EXERCISE — Pick out each line with the word "emisor" from the material that follows.

[Saved entries]
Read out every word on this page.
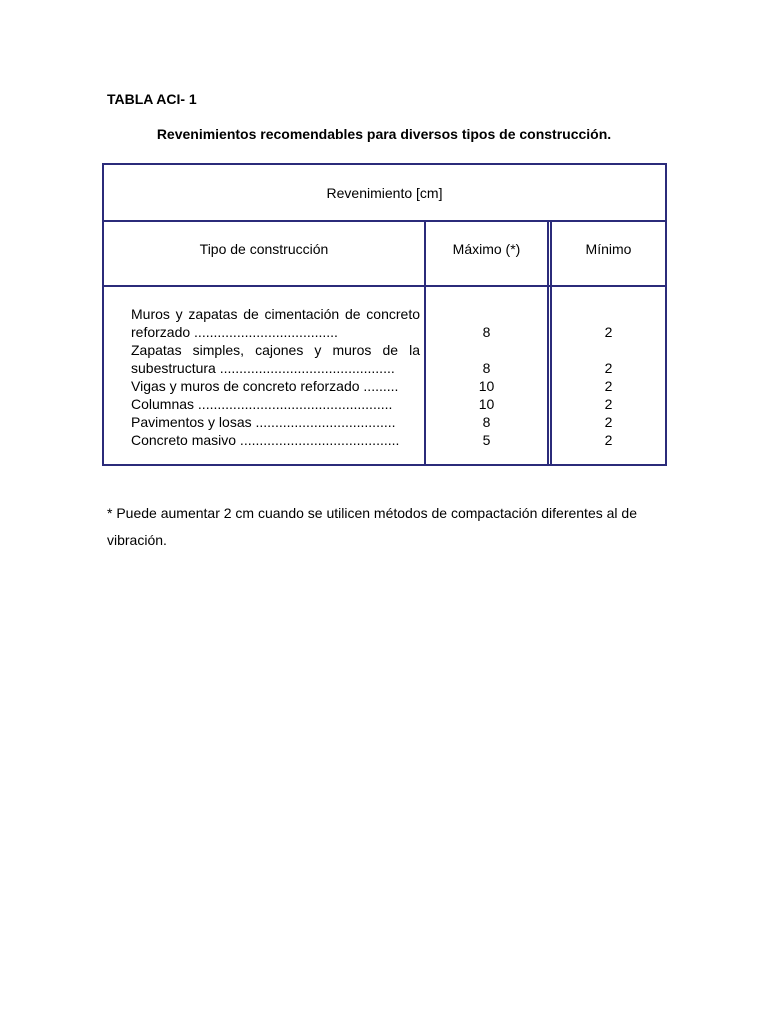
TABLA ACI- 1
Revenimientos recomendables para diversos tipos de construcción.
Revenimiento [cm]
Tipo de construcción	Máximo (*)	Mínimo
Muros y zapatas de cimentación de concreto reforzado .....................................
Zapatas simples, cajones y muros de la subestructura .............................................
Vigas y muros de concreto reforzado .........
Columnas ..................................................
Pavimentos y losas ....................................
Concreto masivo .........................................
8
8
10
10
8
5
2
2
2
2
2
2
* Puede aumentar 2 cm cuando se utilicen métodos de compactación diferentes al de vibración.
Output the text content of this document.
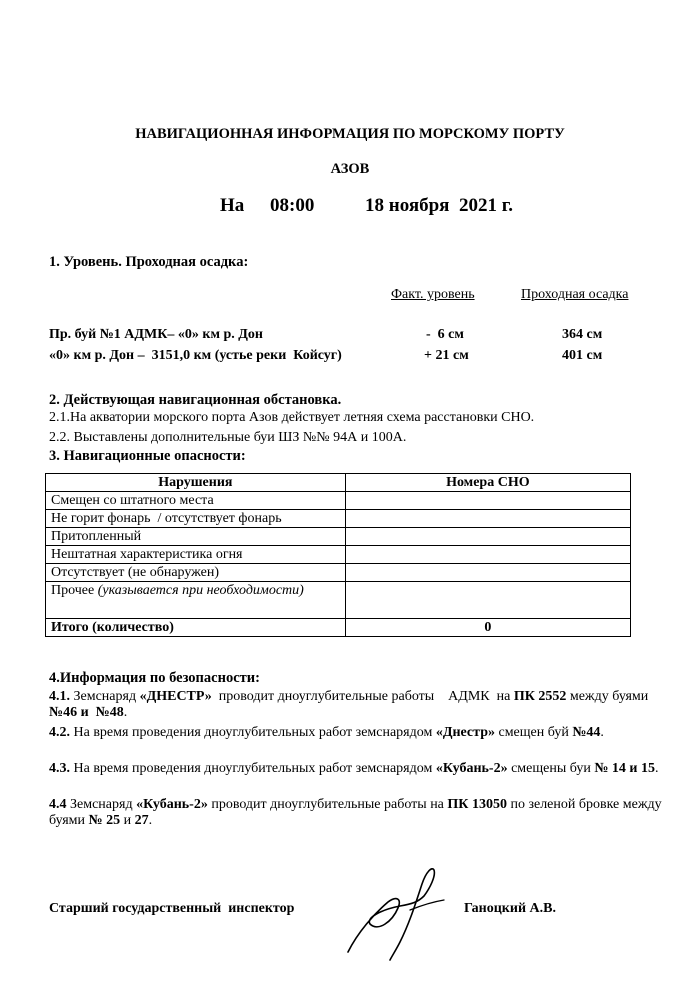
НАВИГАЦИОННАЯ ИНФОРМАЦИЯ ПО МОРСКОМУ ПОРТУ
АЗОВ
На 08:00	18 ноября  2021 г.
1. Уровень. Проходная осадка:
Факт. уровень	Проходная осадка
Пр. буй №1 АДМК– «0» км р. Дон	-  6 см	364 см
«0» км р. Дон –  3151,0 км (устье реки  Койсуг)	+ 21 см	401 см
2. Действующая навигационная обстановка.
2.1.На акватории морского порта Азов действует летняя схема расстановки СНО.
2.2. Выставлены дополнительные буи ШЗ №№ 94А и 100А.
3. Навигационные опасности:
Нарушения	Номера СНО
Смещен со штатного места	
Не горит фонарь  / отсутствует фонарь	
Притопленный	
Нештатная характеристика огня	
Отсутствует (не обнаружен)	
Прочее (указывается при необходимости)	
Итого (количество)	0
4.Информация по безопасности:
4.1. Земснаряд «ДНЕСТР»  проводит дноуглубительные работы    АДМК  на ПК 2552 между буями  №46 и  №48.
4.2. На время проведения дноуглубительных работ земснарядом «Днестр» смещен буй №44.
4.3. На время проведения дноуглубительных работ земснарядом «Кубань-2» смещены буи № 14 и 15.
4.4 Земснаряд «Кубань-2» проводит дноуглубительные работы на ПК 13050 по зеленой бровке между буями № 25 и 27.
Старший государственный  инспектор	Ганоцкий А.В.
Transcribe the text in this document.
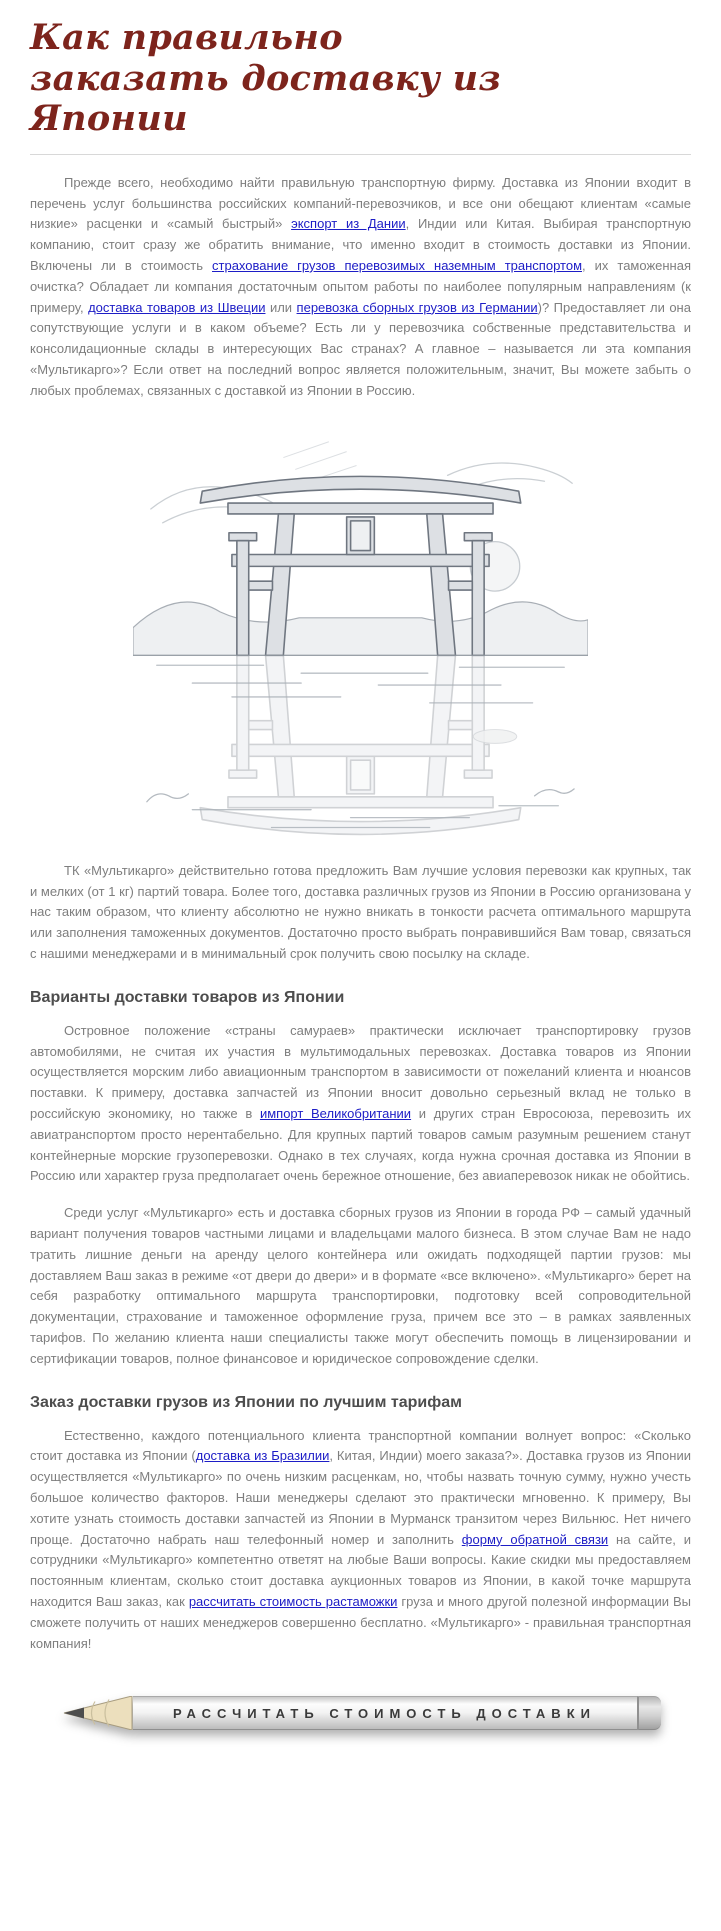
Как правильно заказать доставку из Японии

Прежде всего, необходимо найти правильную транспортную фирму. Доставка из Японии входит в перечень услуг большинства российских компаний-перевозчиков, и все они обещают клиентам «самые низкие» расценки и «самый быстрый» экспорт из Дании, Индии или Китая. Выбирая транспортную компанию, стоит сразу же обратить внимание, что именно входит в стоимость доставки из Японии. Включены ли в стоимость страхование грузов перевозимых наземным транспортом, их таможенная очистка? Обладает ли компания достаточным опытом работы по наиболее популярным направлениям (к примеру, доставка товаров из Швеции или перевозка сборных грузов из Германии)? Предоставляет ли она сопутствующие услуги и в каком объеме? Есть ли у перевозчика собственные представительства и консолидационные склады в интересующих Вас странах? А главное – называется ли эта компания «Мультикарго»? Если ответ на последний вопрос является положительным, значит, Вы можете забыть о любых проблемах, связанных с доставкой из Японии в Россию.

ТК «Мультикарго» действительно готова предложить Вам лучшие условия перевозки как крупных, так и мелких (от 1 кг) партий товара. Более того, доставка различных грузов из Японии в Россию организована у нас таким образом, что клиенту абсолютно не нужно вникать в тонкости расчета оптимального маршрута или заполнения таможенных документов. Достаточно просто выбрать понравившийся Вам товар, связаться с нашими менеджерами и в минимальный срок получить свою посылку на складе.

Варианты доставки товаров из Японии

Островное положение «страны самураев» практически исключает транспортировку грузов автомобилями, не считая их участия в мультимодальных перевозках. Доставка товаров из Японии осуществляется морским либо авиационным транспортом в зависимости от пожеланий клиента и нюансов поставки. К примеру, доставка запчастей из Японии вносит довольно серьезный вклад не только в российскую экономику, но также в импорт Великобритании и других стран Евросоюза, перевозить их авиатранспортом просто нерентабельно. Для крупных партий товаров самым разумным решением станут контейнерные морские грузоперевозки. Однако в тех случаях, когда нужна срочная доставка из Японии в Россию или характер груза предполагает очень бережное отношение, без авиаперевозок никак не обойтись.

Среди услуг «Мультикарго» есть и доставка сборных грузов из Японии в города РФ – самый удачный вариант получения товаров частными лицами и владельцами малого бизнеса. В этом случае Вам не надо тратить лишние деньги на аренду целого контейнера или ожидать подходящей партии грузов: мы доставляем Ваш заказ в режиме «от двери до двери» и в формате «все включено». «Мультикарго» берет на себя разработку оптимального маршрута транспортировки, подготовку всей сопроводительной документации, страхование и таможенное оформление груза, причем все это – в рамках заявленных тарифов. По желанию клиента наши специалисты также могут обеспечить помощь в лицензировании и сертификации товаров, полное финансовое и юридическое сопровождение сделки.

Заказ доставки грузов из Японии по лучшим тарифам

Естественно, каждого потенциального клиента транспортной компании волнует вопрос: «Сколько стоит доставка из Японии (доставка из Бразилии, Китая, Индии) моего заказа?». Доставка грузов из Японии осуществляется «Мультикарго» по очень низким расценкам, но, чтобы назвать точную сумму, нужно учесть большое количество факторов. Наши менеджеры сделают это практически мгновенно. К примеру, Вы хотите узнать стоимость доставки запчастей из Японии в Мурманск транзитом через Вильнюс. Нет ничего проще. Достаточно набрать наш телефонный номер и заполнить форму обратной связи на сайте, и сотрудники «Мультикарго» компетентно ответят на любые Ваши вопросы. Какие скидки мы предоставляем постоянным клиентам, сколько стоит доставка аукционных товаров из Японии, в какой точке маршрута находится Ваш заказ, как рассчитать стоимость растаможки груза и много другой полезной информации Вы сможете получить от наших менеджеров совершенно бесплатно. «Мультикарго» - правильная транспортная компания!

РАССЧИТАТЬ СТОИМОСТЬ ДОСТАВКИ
--
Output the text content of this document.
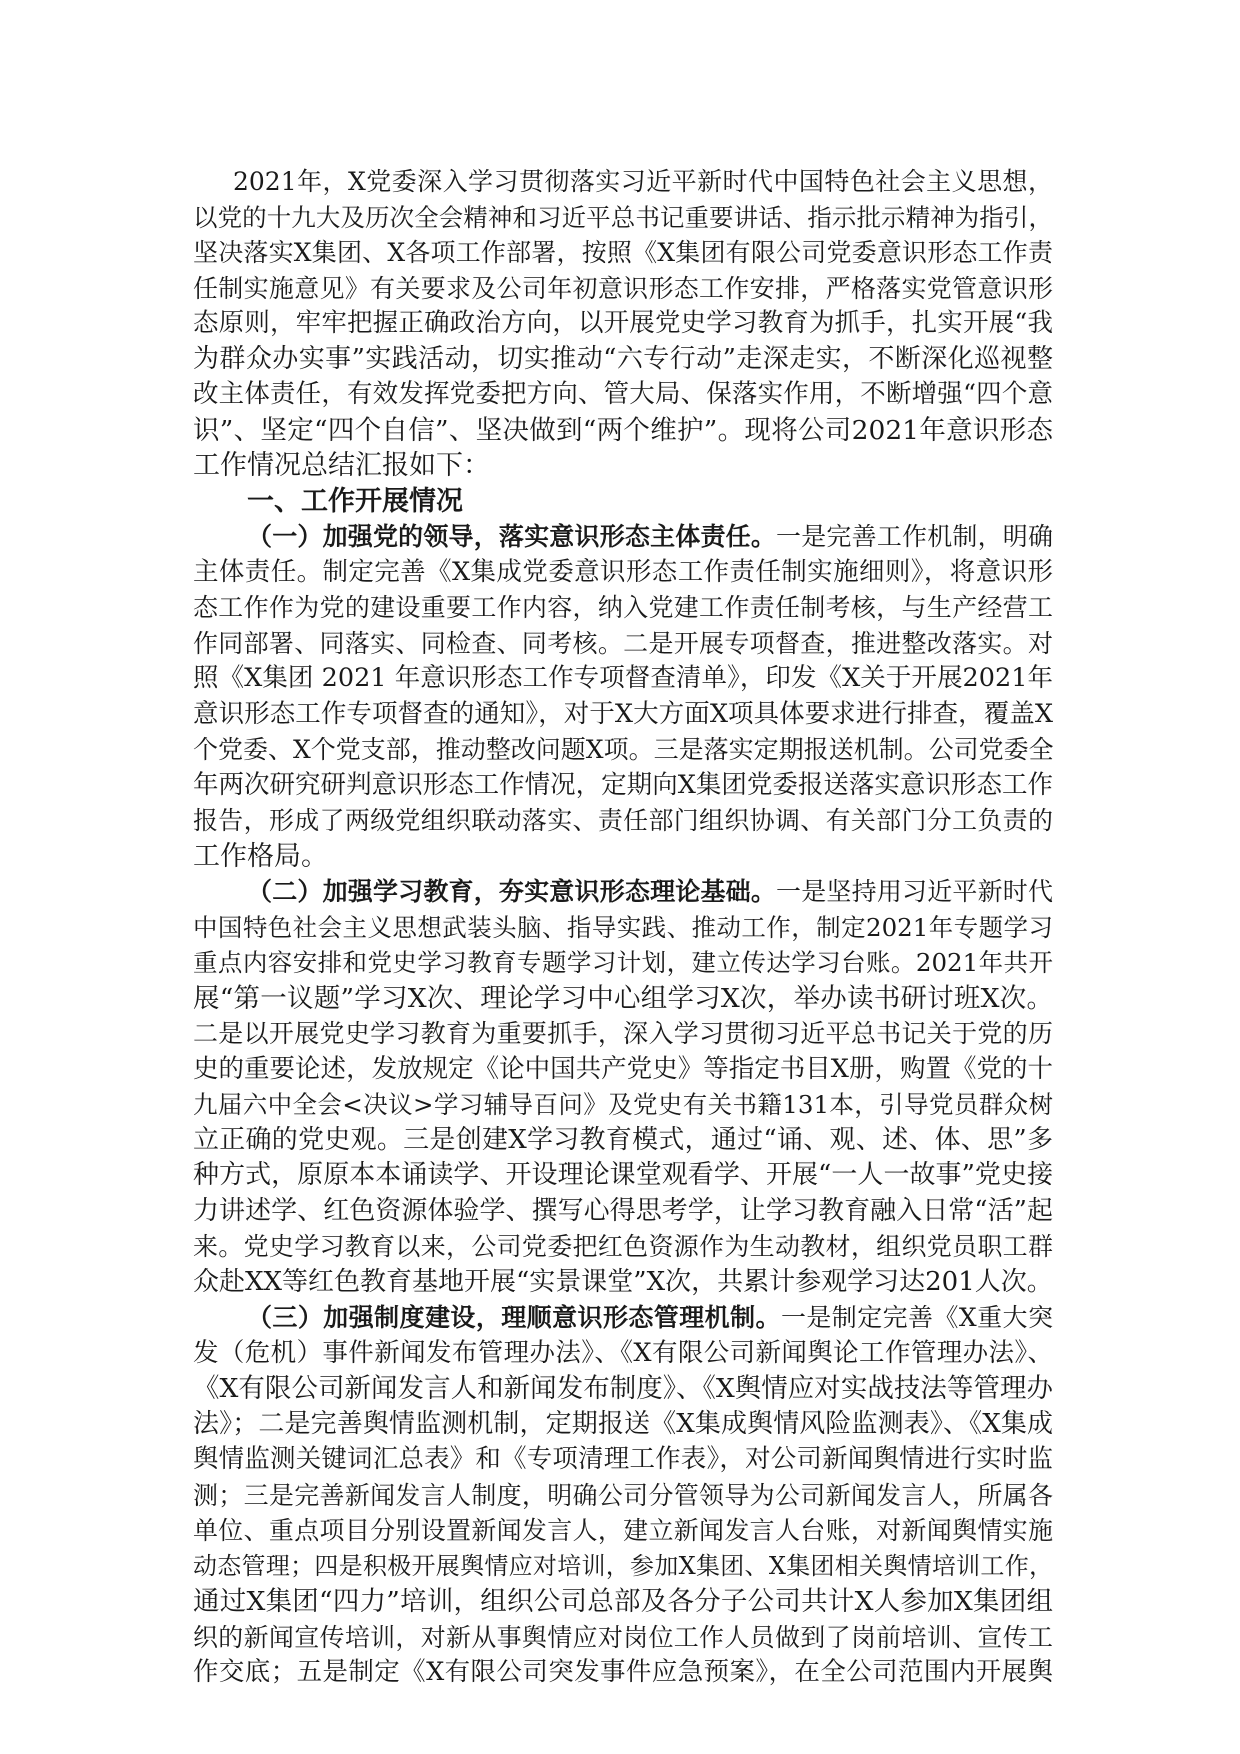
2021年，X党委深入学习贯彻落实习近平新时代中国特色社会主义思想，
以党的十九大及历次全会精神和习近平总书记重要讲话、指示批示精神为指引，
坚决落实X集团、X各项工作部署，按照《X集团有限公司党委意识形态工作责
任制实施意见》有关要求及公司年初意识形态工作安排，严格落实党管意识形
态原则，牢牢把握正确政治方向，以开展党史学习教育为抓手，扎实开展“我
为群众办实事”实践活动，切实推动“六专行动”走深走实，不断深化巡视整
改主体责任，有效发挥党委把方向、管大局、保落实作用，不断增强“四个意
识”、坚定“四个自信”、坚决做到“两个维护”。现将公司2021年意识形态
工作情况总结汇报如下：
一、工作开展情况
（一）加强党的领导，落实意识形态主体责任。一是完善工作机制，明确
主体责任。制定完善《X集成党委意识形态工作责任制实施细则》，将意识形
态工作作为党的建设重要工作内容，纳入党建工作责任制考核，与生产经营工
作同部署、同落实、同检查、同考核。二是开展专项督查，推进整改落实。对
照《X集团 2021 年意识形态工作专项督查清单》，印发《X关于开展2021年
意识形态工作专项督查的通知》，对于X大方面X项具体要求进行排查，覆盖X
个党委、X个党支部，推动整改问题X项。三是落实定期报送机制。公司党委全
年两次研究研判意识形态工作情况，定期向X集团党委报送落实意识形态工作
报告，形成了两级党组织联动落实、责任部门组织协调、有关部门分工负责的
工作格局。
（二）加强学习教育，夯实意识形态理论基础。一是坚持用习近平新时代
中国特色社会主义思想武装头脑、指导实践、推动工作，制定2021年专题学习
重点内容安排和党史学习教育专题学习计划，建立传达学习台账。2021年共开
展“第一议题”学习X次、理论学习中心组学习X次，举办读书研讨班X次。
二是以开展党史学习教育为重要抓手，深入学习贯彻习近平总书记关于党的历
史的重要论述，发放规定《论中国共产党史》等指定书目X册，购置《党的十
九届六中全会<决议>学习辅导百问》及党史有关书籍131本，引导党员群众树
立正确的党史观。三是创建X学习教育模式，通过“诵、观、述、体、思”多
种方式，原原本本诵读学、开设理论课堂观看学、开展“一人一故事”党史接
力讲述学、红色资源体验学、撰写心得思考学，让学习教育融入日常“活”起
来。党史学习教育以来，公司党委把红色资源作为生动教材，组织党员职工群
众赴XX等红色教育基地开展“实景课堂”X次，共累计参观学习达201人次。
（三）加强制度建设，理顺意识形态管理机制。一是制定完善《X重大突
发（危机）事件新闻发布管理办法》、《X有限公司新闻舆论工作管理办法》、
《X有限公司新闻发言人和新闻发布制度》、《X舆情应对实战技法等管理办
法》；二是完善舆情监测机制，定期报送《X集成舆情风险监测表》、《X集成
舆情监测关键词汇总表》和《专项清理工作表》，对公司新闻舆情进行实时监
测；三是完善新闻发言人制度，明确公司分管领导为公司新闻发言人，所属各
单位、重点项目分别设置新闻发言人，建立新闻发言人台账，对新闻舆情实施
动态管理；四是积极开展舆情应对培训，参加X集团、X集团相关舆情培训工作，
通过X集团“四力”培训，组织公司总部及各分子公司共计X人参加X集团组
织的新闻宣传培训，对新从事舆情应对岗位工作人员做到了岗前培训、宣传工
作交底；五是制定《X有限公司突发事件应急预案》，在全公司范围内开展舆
...
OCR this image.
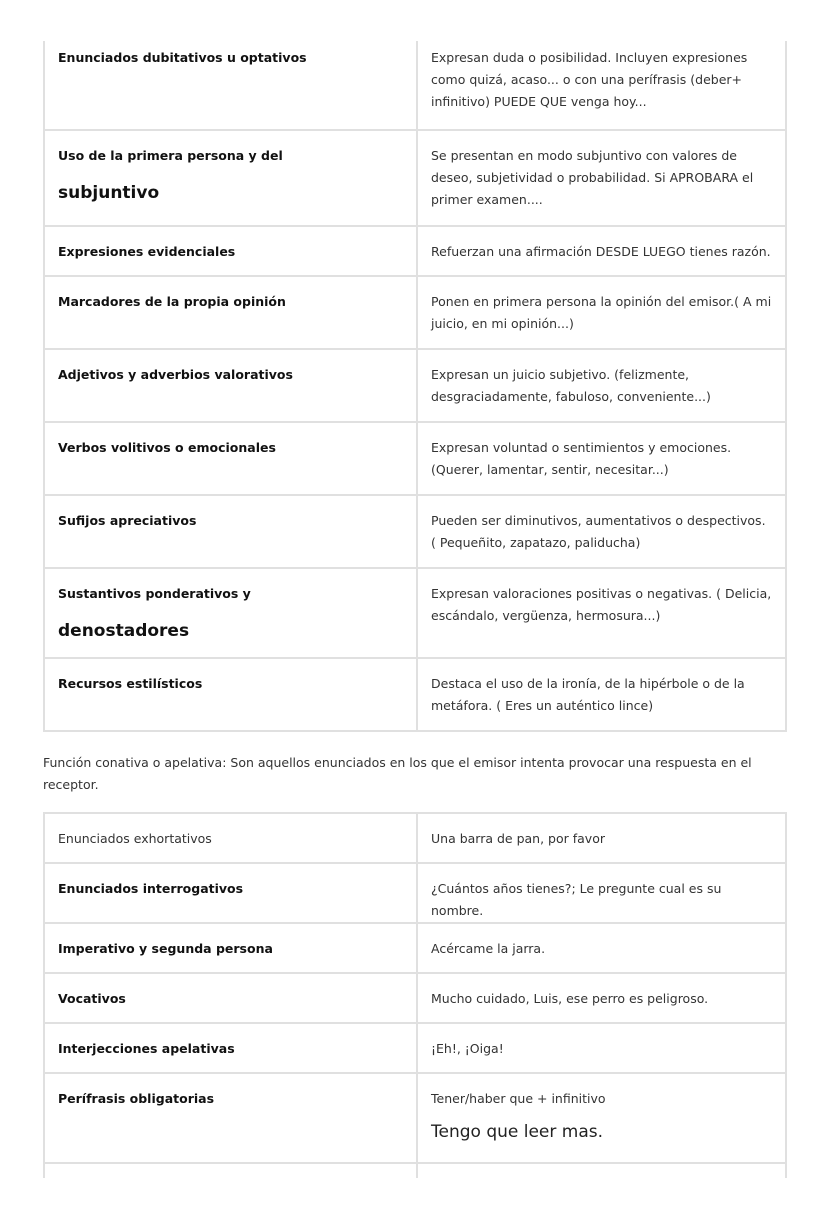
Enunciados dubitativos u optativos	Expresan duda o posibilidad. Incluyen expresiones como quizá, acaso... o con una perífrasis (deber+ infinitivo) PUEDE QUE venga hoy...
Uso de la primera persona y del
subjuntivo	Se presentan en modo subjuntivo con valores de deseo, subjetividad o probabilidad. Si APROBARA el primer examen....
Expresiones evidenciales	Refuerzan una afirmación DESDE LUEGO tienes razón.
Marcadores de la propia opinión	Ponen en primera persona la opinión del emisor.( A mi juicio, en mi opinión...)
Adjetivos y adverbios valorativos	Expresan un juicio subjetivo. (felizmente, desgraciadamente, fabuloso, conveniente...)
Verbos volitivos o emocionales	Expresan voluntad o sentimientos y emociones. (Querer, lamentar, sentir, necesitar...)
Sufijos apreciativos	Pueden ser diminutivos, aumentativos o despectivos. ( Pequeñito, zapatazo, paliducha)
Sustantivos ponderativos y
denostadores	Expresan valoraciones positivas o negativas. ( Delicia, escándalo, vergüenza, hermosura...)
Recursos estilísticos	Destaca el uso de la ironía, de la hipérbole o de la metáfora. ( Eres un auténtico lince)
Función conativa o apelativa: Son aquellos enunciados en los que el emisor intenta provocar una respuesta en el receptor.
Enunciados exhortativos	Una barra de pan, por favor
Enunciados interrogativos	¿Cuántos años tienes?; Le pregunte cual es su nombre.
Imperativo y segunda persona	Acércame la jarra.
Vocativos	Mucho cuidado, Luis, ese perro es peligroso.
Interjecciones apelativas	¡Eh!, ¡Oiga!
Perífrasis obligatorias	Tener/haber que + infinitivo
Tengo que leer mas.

FULL RESPONSE —
Marcadores de la propia opinión	Ponen en primera persona la opinión del emisor.( A mi juicio, en mi opinión...)
Función conativa o apelativa: Son aquellos enunciados en los que el emisor intenta provocar una respuesta en el receptor.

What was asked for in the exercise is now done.